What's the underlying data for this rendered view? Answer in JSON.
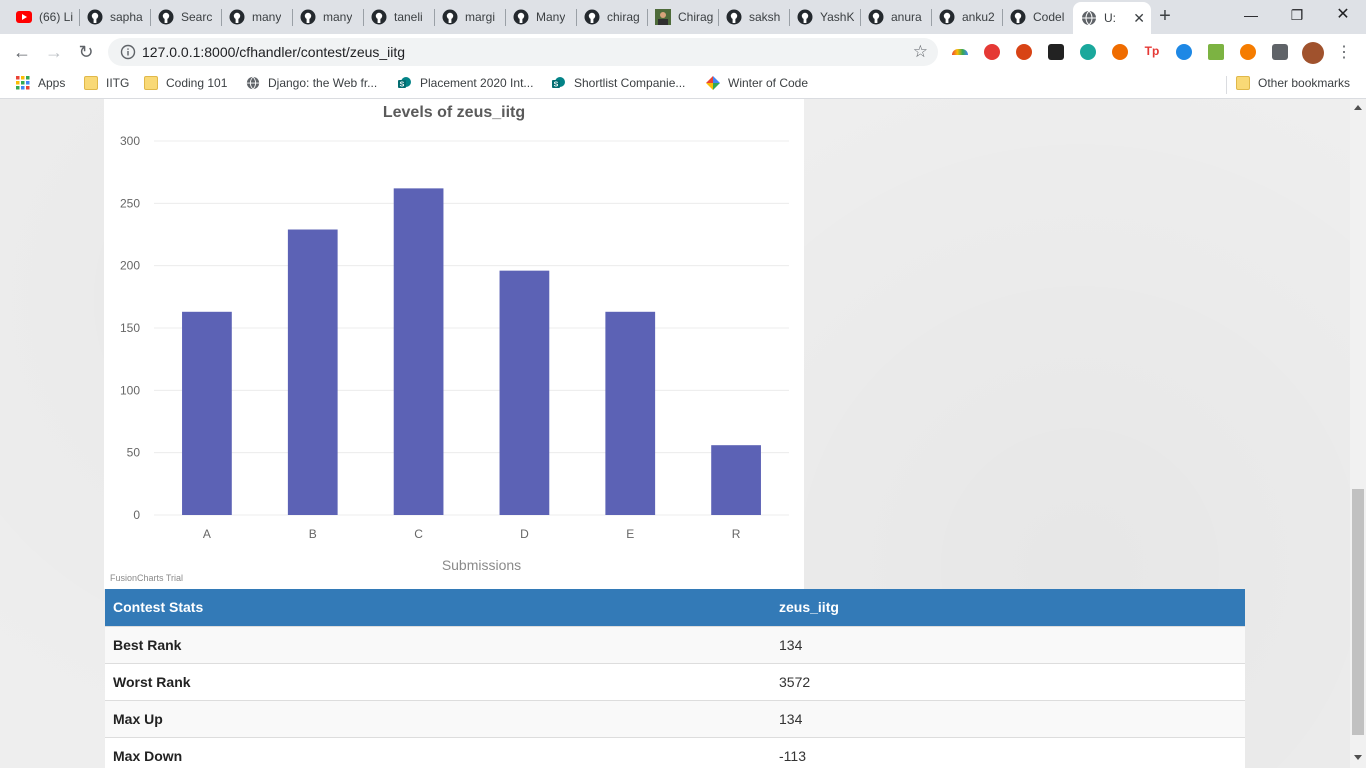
{
  "browser": {
    "tabs": [
      {
        "label": "(66) Li",
        "icon": "youtube-icon"
      },
      {
        "label": "sapha",
        "icon": "github-icon"
      },
      {
        "label": "Searc",
        "icon": "github-icon"
      },
      {
        "label": "many",
        "icon": "github-icon"
      },
      {
        "label": "many",
        "icon": "github-icon"
      },
      {
        "label": "taneli",
        "icon": "github-icon"
      },
      {
        "label": "margi",
        "icon": "github-icon"
      },
      {
        "label": "Many",
        "icon": "github-icon"
      },
      {
        "label": "chirag",
        "icon": "github-icon"
      },
      {
        "label": "Chirag",
        "icon": "avatar-icon"
      },
      {
        "label": "saksh",
        "icon": "github-icon"
      },
      {
        "label": "YashK",
        "icon": "github-icon"
      },
      {
        "label": "anura",
        "icon": "github-icon"
      },
      {
        "label": "anku2",
        "icon": "github-icon"
      },
      {
        "label": "Codel",
        "icon": "github-icon"
      },
      {
        "label": "U:",
        "icon": "globe-icon"
      }
    ],
    "url": "127.0.0.1:8000/cfhandler/contest/zeus_iitg",
    "bookmarks": [
      {
        "label": "Apps",
        "icon": "apps-grid-icon"
      },
      {
        "label": "IITG",
        "icon": "folder-icon"
      },
      {
        "label": "Coding 101",
        "icon": "folder-icon"
      },
      {
        "label": "Django: the Web fr...",
        "icon": "globe-icon"
      },
      {
        "label": "Placement 2020 Int...",
        "icon": "sharepoint-icon"
      },
      {
        "label": "Shortlist Companie...",
        "icon": "sharepoint-icon"
      },
      {
        "label": "Winter of Code",
        "icon": "pinwheel-icon"
      }
    ],
    "other_bookmarks": "Other bookmarks"
  },
  "chart_data": {
    "type": "bar",
    "title": "Levels of zeus_iitg",
    "xlabel": "Submissions",
    "ylabel": "",
    "categories": [
      "A",
      "B",
      "C",
      "D",
      "E",
      "R"
    ],
    "values": [
      163,
      229,
      262,
      196,
      163,
      56
    ],
    "ylim": [
      0,
      300
    ],
    "yticks": [
      0,
      50,
      100,
      150,
      200,
      250,
      300
    ],
    "grid": true,
    "bar_color": "#5c62b5",
    "watermark": "FusionCharts Trial"
  },
  "stats": {
    "header": [
      "Contest Stats",
      "zeus_iitg"
    ],
    "rows": [
      {
        "label": "Best Rank",
        "value": "134"
      },
      {
        "label": "Worst Rank",
        "value": "3572"
      },
      {
        "label": "Max Up",
        "value": "134"
      },
      {
        "label": "Max Down",
        "value": "-113"
      }
    ]
  },
  "colors": {
    "table_header": "#337ab7",
    "accent_blue": "#1a73e8"
  }
}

————

_Requirements_: Exclude the pictures, and transcribe all of the material exactly.

_Task result_:
What's the underlying data for this rendered view? Answer in JSON.
{
  "browser": {
    "tabs": [
      {
        "label": "(66) Li",
        "icon": "youtube-icon"
      },
      {
        "label": "sapha",
        "icon": "github-icon"
      },
      {
        "label": "Searc",
        "icon": "github-icon"
      },
      {
        "label": "many",
        "icon": "github-icon"
      },
      {
        "label": "many",
        "icon": "github-icon"
      },
      {
        "label": "taneli",
        "icon": "github-icon"
      },
      {
        "label": "margi",
        "icon": "github-icon"
      },
      {
        "label": "Many",
        "icon": "github-icon"
      },
      {
        "label": "chirag",
        "icon": "github-icon"
      },
      {
        "label": "Chirag",
        "icon": "avatar-icon"
      },
      {
        "label": "saksh",
        "icon": "github-icon"
      },
      {
        "label": "YashK",
        "icon": "github-icon"
      },
      {
        "label": "anura",
        "icon": "github-icon"
      },
      {
        "label": "anku2",
        "icon": "github-icon"
      },
      {
        "label": "Codel",
        "icon": "github-icon"
      },
      {
        "label": "U:",
        "icon": "globe-icon"
      }
    ],
    "url": "127.0.0.1:8000/cfhandler/contest/zeus_iitg",
    "bookmarks": [
      {
        "label": "Apps",
        "icon": "apps-grid-icon"
      },
      {
        "label": "IITG",
        "icon": "folder-icon"
      },
      {
        "label": "Coding 101",
        "icon": "folder-icon"
      },
      {
        "label": "Django: the Web fr...",
        "icon": "globe-icon"
      },
      {
        "label": "Placement 2020 Int...",
        "icon": "sharepoint-icon"
      },
      {
        "label": "Shortlist Companie...",
        "icon": "sharepoint-icon"
      },
      {
        "label": "Winter of Code",
        "icon": "pinwheel-icon"
      }
    ],
    "other_bookmarks": "Other bookmarks"
  },
  "chart_data": {
    "type": "bar",
    "title": "Levels of zeus_iitg",
    "xlabel": "Submissions",
    "ylabel": "",
    "categories": [
      "A",
      "B",
      "C",
      "D",
      "E",
      "R"
    ],
    "values": [
      163,
      229,
      262,
      196,
      163,
      56
    ],
    "ylim": [
      0,
      300
    ],
    "yticks": [
      0,
      50,
      100,
      150,
      200,
      250,
      300
    ],
    "grid": true,
    "bar_color": "#5c62b5",
    "watermark": "FusionCharts Trial"
  },
  "stats": {
    "header": [
      "Contest Stats",
      "zeus_iitg"
    ],
    "rows": [
      {
        "label": "Best Rank",
        "value": "134"
      },
      {
        "label": "Worst Rank",
        "value": "3572"
      },
      {
        "label": "Max Up",
        "value": "134"
      },
      {
        "label": "Max Down",
        "value": "-113"
      }
    ]
  },
  "colors": {
    "table_header": "#337ab7",
    "accent_blue": "#1a73e8"
  }
}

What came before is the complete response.